## START
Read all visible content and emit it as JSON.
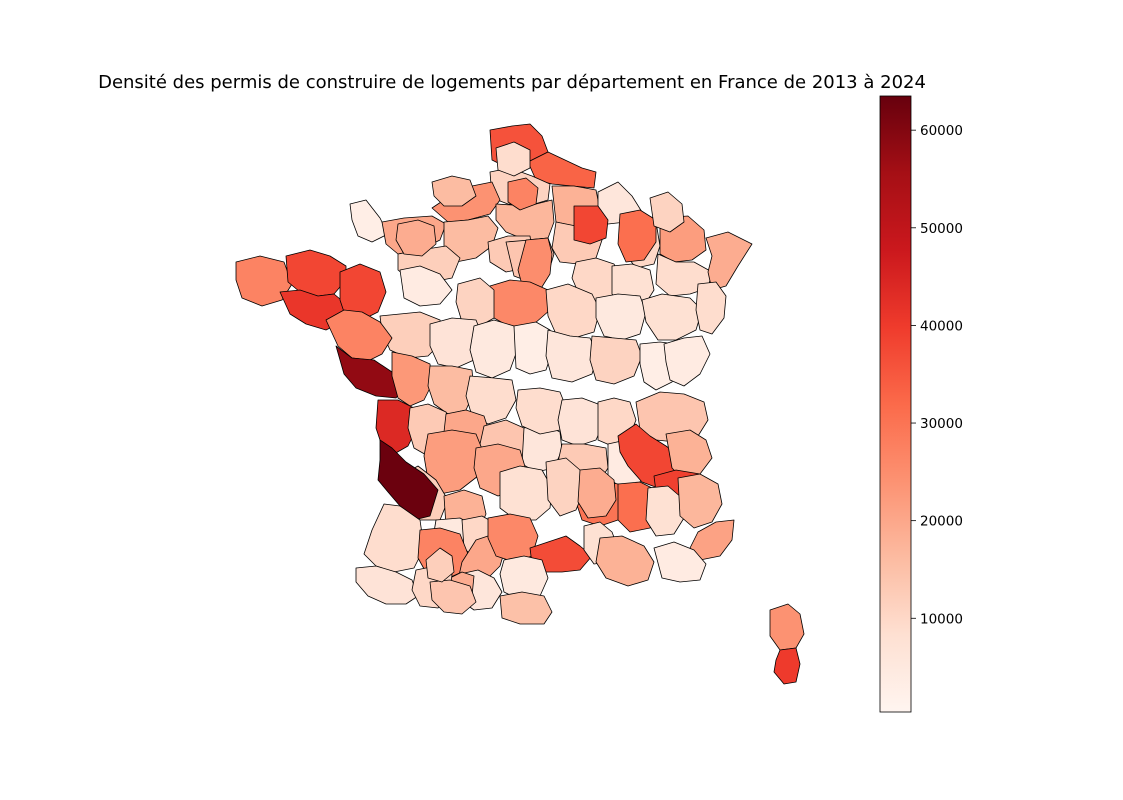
{
  "title": "Densité des permis de construire de logements par département en France de 2013 à 2024",
  "colorbar": {
    "colormap": "Reds",
    "min": 400,
    "max": 63500,
    "ticks": [
      {
        "value": 10000,
        "label": "10000"
      },
      {
        "value": 20000,
        "label": "20000"
      },
      {
        "value": 30000,
        "label": "30000"
      },
      {
        "value": 40000,
        "label": "40000"
      },
      {
        "value": 50000,
        "label": "50000"
      },
      {
        "value": 60000,
        "label": "60000"
      }
    ]
  },
  "colors": {
    "stops": [
      "#fff5f0",
      "#fee0d2",
      "#fcbba1",
      "#fc9272",
      "#fb6a4a",
      "#ef3b2c",
      "#cb181d",
      "#a50f15",
      "#67000d"
    ],
    "outline": "#000000"
  },
  "chart_data": {
    "type": "choropleth",
    "legend": "colorbar-right",
    "regions": [
      {
        "value": 36000
      },
      {
        "value": 33000
      },
      {
        "value": 11000
      },
      {
        "value": 24000
      },
      {
        "value": 17000
      },
      {
        "value": 18000
      },
      {
        "value": 6000
      },
      {
        "value": 3000
      },
      {
        "value": 20000
      },
      {
        "value": 16000
      },
      {
        "value": 13000
      },
      {
        "value": 10000
      },
      {
        "value": 22000
      },
      {
        "value": 9000
      },
      {
        "value": 19000
      },
      {
        "value": 13000
      },
      {
        "value": 14000
      },
      {
        "value": 25000
      },
      {
        "value": 27000
      },
      {
        "value": 12000
      },
      {
        "value": 38000
      },
      {
        "value": 41000
      },
      {
        "value": 38000
      },
      {
        "value": 4000
      },
      {
        "value": 10000
      },
      {
        "value": 8000
      },
      {
        "value": 26000
      },
      {
        "value": 11000
      },
      {
        "value": 10000
      },
      {
        "value": 5000
      },
      {
        "value": 8000
      },
      {
        "value": 9000
      },
      {
        "value": 12000
      },
      {
        "value": 7000
      },
      {
        "value": 5000
      },
      {
        "value": 3000
      },
      {
        "value": 27000
      },
      {
        "value": 6000
      },
      {
        "value": 11000
      },
      {
        "value": 3000
      },
      {
        "value": 4000
      },
      {
        "value": 58000
      },
      {
        "value": 23000
      },
      {
        "value": 16000
      },
      {
        "value": 9000
      },
      {
        "value": 44000
      },
      {
        "value": 13000
      },
      {
        "value": 20000
      },
      {
        "value": 14000
      },
      {
        "value": 6000
      },
      {
        "value": 9000
      },
      {
        "value": 7000
      },
      {
        "value": 10000
      },
      {
        "value": 13000
      },
      {
        "value": 4000
      },
      {
        "value": 14000
      },
      {
        "value": 38000
      },
      {
        "value": 18000
      },
      {
        "value": 22000
      },
      {
        "value": 20000
      },
      {
        "value": 30000
      },
      {
        "value": 31000
      },
      {
        "value": 39000
      },
      {
        "value": 12000
      },
      {
        "value": 63000
      },
      {
        "value": 18000
      },
      {
        "value": 5000
      },
      {
        "value": 10000
      },
      {
        "value": 8000
      },
      {
        "value": 11000
      },
      {
        "value": 19000
      },
      {
        "value": 8000
      },
      {
        "value": 17000
      },
      {
        "value": 21000
      },
      {
        "value": 9000
      },
      {
        "value": 27000
      },
      {
        "value": 20000
      },
      {
        "value": 6000
      },
      {
        "value": 26000
      },
      {
        "value": 19000
      },
      {
        "value": 7000
      },
      {
        "value": 10000
      },
      {
        "value": 14000
      },
      {
        "value": 37000
      },
      {
        "value": 8000
      },
      {
        "value": 18000
      },
      {
        "value": 4000
      },
      {
        "value": 5000
      },
      {
        "value": 15000
      },
      {
        "value": 24000
      },
      {
        "value": 40000
      },
      {
        "value": 31000
      },
      {
        "value": 38000
      },
      {
        "value": 16000
      },
      {
        "value": 19000
      },
      {
        "value": 9000
      },
      {
        "value": 27000
      },
      {
        "value": 11000
      },
      {
        "value": 12000
      }
    ]
  }
}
## END
TASK INSTRUCTIONS
Give every line back word for word and leave the pictures out.

THE REPLY
Read all visible content and emit it as JSON.
{
  "title": "Densité des permis de construire de logements par département en France de 2013 à 2024",
  "colorbar": {
    "colormap": "Reds",
    "min": 400,
    "max": 63500,
    "ticks": [
      {
        "value": 10000,
        "label": "10000"
      },
      {
        "value": 20000,
        "label": "20000"
      },
      {
        "value": 30000,
        "label": "30000"
      },
      {
        "value": 40000,
        "label": "40000"
      },
      {
        "value": 50000,
        "label": "50000"
      },
      {
        "value": 60000,
        "label": "60000"
      }
    ]
  },
  "colors": {
    "stops": [
      "#fff5f0",
      "#fee0d2",
      "#fcbba1",
      "#fc9272",
      "#fb6a4a",
      "#ef3b2c",
      "#cb181d",
      "#a50f15",
      "#67000d"
    ],
    "outline": "#000000"
  },
  "chart_data": {
    "type": "choropleth",
    "legend": "colorbar-right",
    "regions": [
      {
        "value": 36000
      },
      {
        "value": 33000
      },
      {
        "value": 11000
      },
      {
        "value": 24000
      },
      {
        "value": 17000
      },
      {
        "value": 18000
      },
      {
        "value": 6000
      },
      {
        "value": 3000
      },
      {
        "value": 20000
      },
      {
        "value": 16000
      },
      {
        "value": 13000
      },
      {
        "value": 10000
      },
      {
        "value": 22000
      },
      {
        "value": 9000
      },
      {
        "value": 19000
      },
      {
        "value": 13000
      },
      {
        "value": 14000
      },
      {
        "value": 25000
      },
      {
        "value": 27000
      },
      {
        "value": 12000
      },
      {
        "value": 38000
      },
      {
        "value": 41000
      },
      {
        "value": 38000
      },
      {
        "value": 4000
      },
      {
        "value": 10000
      },
      {
        "value": 8000
      },
      {
        "value": 26000
      },
      {
        "value": 11000
      },
      {
        "value": 10000
      },
      {
        "value": 5000
      },
      {
        "value": 8000
      },
      {
        "value": 9000
      },
      {
        "value": 12000
      },
      {
        "value": 7000
      },
      {
        "value": 5000
      },
      {
        "value": 3000
      },
      {
        "value": 27000
      },
      {
        "value": 6000
      },
      {
        "value": 11000
      },
      {
        "value": 3000
      },
      {
        "value": 4000
      },
      {
        "value": 58000
      },
      {
        "value": 23000
      },
      {
        "value": 16000
      },
      {
        "value": 9000
      },
      {
        "value": 44000
      },
      {
        "value": 13000
      },
      {
        "value": 20000
      },
      {
        "value": 14000
      },
      {
        "value": 6000
      },
      {
        "value": 9000
      },
      {
        "value": 7000
      },
      {
        "value": 10000
      },
      {
        "value": 13000
      },
      {
        "value": 4000
      },
      {
        "value": 14000
      },
      {
        "value": 38000
      },
      {
        "value": 18000
      },
      {
        "value": 22000
      },
      {
        "value": 20000
      },
      {
        "value": 30000
      },
      {
        "value": 31000
      },
      {
        "value": 39000
      },
      {
        "value": 12000
      },
      {
        "value": 63000
      },
      {
        "value": 18000
      },
      {
        "value": 5000
      },
      {
        "value": 10000
      },
      {
        "value": 8000
      },
      {
        "value": 11000
      },
      {
        "value": 19000
      },
      {
        "value": 8000
      },
      {
        "value": 17000
      },
      {
        "value": 21000
      },
      {
        "value": 9000
      },
      {
        "value": 27000
      },
      {
        "value": 20000
      },
      {
        "value": 6000
      },
      {
        "value": 26000
      },
      {
        "value": 19000
      },
      {
        "value": 7000
      },
      {
        "value": 10000
      },
      {
        "value": 14000
      },
      {
        "value": 37000
      },
      {
        "value": 8000
      },
      {
        "value": 18000
      },
      {
        "value": 4000
      },
      {
        "value": 5000
      },
      {
        "value": 15000
      },
      {
        "value": 24000
      },
      {
        "value": 40000
      },
      {
        "value": 31000
      },
      {
        "value": 38000
      },
      {
        "value": 16000
      },
      {
        "value": 19000
      },
      {
        "value": 9000
      },
      {
        "value": 27000
      },
      {
        "value": 11000
      },
      {
        "value": 12000
      }
    ]
  }
}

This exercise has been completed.